▶ **Requirement**: Print all entries precisely as they are written.

─── Data in this exercise

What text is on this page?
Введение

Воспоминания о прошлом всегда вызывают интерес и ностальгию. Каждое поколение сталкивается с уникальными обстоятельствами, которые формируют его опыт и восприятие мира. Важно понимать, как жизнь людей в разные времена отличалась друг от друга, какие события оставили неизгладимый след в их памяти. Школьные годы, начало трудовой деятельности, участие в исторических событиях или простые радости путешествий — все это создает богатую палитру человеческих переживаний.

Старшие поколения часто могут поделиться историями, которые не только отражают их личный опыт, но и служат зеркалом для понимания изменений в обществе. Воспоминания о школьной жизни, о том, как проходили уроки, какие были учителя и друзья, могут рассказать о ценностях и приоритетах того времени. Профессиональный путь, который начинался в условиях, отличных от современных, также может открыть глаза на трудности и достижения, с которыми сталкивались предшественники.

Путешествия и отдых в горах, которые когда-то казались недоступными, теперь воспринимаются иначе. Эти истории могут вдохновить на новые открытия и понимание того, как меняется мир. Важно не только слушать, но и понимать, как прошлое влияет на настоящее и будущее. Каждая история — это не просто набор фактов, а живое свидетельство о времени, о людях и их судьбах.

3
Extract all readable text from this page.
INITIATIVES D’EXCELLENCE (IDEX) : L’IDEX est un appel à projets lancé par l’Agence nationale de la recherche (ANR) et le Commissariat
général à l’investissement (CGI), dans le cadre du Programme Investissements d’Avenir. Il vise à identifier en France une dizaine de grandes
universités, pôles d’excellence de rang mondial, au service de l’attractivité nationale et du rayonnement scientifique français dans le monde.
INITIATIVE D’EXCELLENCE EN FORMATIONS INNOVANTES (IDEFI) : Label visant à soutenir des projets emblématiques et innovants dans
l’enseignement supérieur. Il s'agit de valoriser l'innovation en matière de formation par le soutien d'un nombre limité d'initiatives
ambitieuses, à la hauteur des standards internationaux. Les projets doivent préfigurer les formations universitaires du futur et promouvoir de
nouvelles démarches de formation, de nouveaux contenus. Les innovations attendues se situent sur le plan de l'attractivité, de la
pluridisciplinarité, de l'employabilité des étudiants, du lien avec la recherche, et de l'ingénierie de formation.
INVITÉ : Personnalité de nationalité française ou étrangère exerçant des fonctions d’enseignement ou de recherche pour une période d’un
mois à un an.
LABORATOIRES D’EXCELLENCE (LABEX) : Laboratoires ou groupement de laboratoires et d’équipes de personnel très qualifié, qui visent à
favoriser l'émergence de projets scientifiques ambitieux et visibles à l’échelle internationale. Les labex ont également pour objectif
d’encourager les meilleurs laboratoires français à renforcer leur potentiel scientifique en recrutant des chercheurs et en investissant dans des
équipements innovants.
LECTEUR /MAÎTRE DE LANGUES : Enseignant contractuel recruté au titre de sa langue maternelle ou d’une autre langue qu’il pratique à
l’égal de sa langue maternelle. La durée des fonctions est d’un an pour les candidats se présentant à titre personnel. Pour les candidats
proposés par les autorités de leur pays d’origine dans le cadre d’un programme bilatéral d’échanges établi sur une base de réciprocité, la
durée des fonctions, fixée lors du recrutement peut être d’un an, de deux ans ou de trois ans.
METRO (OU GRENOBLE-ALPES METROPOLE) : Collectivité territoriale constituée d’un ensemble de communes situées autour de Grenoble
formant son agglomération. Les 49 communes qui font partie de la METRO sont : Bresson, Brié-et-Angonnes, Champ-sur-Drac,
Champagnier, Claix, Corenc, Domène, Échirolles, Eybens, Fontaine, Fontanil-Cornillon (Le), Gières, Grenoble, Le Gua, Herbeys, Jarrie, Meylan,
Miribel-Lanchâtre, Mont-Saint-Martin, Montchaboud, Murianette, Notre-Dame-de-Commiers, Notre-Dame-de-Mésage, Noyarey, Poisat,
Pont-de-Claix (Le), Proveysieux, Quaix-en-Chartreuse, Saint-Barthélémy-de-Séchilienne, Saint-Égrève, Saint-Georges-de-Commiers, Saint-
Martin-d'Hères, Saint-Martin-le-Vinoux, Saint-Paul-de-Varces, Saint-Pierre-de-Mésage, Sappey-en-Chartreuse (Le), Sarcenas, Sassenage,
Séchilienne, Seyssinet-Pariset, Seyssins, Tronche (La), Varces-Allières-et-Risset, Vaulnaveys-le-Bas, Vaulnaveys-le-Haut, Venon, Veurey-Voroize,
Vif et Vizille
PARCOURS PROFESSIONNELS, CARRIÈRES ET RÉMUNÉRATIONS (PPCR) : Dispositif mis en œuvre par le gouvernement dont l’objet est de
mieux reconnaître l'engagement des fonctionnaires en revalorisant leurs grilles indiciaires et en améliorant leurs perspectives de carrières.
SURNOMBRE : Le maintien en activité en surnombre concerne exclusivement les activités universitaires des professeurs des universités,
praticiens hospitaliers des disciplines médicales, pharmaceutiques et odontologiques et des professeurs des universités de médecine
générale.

──────

▶ **Finished answer**:
What text is on this page?
Введение

Воспоминания о прошлом всегда вызывают интерес и ностальгию. Каждое поколение сталкивается с уникальными обстоятельствами, которые формируют его опыт и восприятие мира. Важно понимать, как жизнь людей в разные времена отличалась друг от друга, какие события оставили неизгладимый след в их памяти. Школьные годы, начало трудовой деятельности, участие в исторических событиях или простые радости путешествий — все это создает богатую палитру человеческих переживаний.

Старшие поколения часто могут поделиться историями, которые не только отражают их личный опыт, но и служат зеркалом для понимания изменений в обществе. Воспоминания о школьной жизни, о том, как проходили уроки, какие были учителя и друзья, могут рассказать о ценностях и приоритетах того времени. Профессиональный путь, который начинался в условиях, отличных от современных, также может открыть глаза на трудности и достижения, с которыми сталкивались предшественники.

Путешествия и отдых в горах, которые когда-то казались недоступными, теперь воспринимаются иначе. Эти истории могут вдохновить на новые открытия и понимание того, как меняется мир. Важно не только слушать, но и понимать, как прошлое влияет на настоящее и будущее. Каждая история — это не просто набор фактов, а живое свидетельство о времени, о людях и их судьбах.

3
Extract all readable text from this page.
INITIATIVES D’EXCELLENCE (IDEX) : L’IDEX est un appel à projets lancé par l’Agence nationale de la recherche (ANR) et le Commissariat
général à l’investissement (CGI), dans le cadre du Programme Investissements d’Avenir. Il vise à identifier en France une dizaine de grandes
universités, pôles d’excellence de rang mondial, au service de l’attractivité nationale et du rayonnement scientifique français dans le monde.
INITIATIVE D’EXCELLENCE EN FORMATIONS INNOVANTES (IDEFI) : Label visant à soutenir des projets emblématiques et innovants dans
l’enseignement supérieur. Il s'agit de valoriser l'innovation en matière de formation par le soutien d'un nombre limité d'initiatives
ambitieuses, à la hauteur des standards internationaux. Les projets doivent préfigurer les formations universitaires du futur et promouvoir de
nouvelles démarches de formation, de nouveaux contenus. Les innovations attendues se situent sur le plan de l'attractivité, de la
pluridisciplinarité, de l'employabilité des étudiants, du lien avec la recherche, et de l'ingénierie de formation.
INVITÉ : Personnalité de nationalité française ou étrangère exerçant des fonctions d’enseignement ou de recherche pour une période d’un
mois à un an.
LABORATOIRES D’EXCELLENCE (LABEX) : Laboratoires ou groupement de laboratoires et d’équipes de personnel très qualifié, qui visent à
favoriser l'émergence de projets scientifiques ambitieux et visibles à l’échelle internationale. Les labex ont également pour objectif
d’encourager les meilleurs laboratoires français à renforcer leur potentiel scientifique en recrutant des chercheurs et en investissant dans des
équipements innovants.
LECTEUR /MAÎTRE DE LANGUES : Enseignant contractuel recruté au titre de sa langue maternelle ou d’une autre langue qu’il pratique à
l’égal de sa langue maternelle. La durée des fonctions est d’un an pour les candidats se présentant à titre personnel. Pour les candidats
proposés par les autorités de leur pays d’origine dans le cadre d’un programme bilatéral d’échanges établi sur une base de réciprocité, la
durée des fonctions, fixée lors du recrutement peut être d’un an, de deux ans ou de trois ans.
METRO (OU GRENOBLE-ALPES METROPOLE) : Collectivité territoriale constituée d’un ensemble de communes situées autour de Grenoble
formant son agglomération. Les 49 communes qui font partie de la METRO sont : Bresson, Brié-et-Angonnes, Champ-sur-Drac,
Champagnier, Claix, Corenc, Domène, Échirolles, Eybens, Fontaine, Fontanil-Cornillon (Le), Gières, Grenoble, Le Gua, Herbeys, Jarrie, Meylan,
Miribel-Lanchâtre, Mont-Saint-Martin, Montchaboud, Murianette, Notre-Dame-de-Commiers, Notre-Dame-de-Mésage, Noyarey, Poisat,
Pont-de-Claix (Le), Proveysieux, Quaix-en-Chartreuse, Saint-Barthélémy-de-Séchilienne, Saint-Égrève, Saint-Georges-de-Commiers, Saint-
Martin-d'Hères, Saint-Martin-le-Vinoux, Saint-Paul-de-Varces, Saint-Pierre-de-Mésage, Sappey-en-Chartreuse (Le), Sarcenas, Sassenage,
Séchilienne, Seyssinet-Pariset, Seyssins, Tronche (La), Varces-Allières-et-Risset, Vaulnaveys-le-Bas, Vaulnaveys-le-Haut, Venon, Veurey-Voroize,
Vif et Vizille
PARCOURS PROFESSIONNELS, CARRIÈRES ET RÉMUNÉRATIONS (PPCR) : Dispositif mis en œuvre par le gouvernement dont l’objet est de
mieux reconnaître l'engagement des fonctionnaires en revalorisant leurs grilles indiciaires et en améliorant leurs perspectives de carrières.
SURNOMBRE : Le maintien en activité en surnombre concerne exclusivement les activités universitaires des professeurs des universités,
praticiens hospitaliers des disciplines médicales, pharmaceutiques et odontologiques et des professeurs des universités de médecine
générale.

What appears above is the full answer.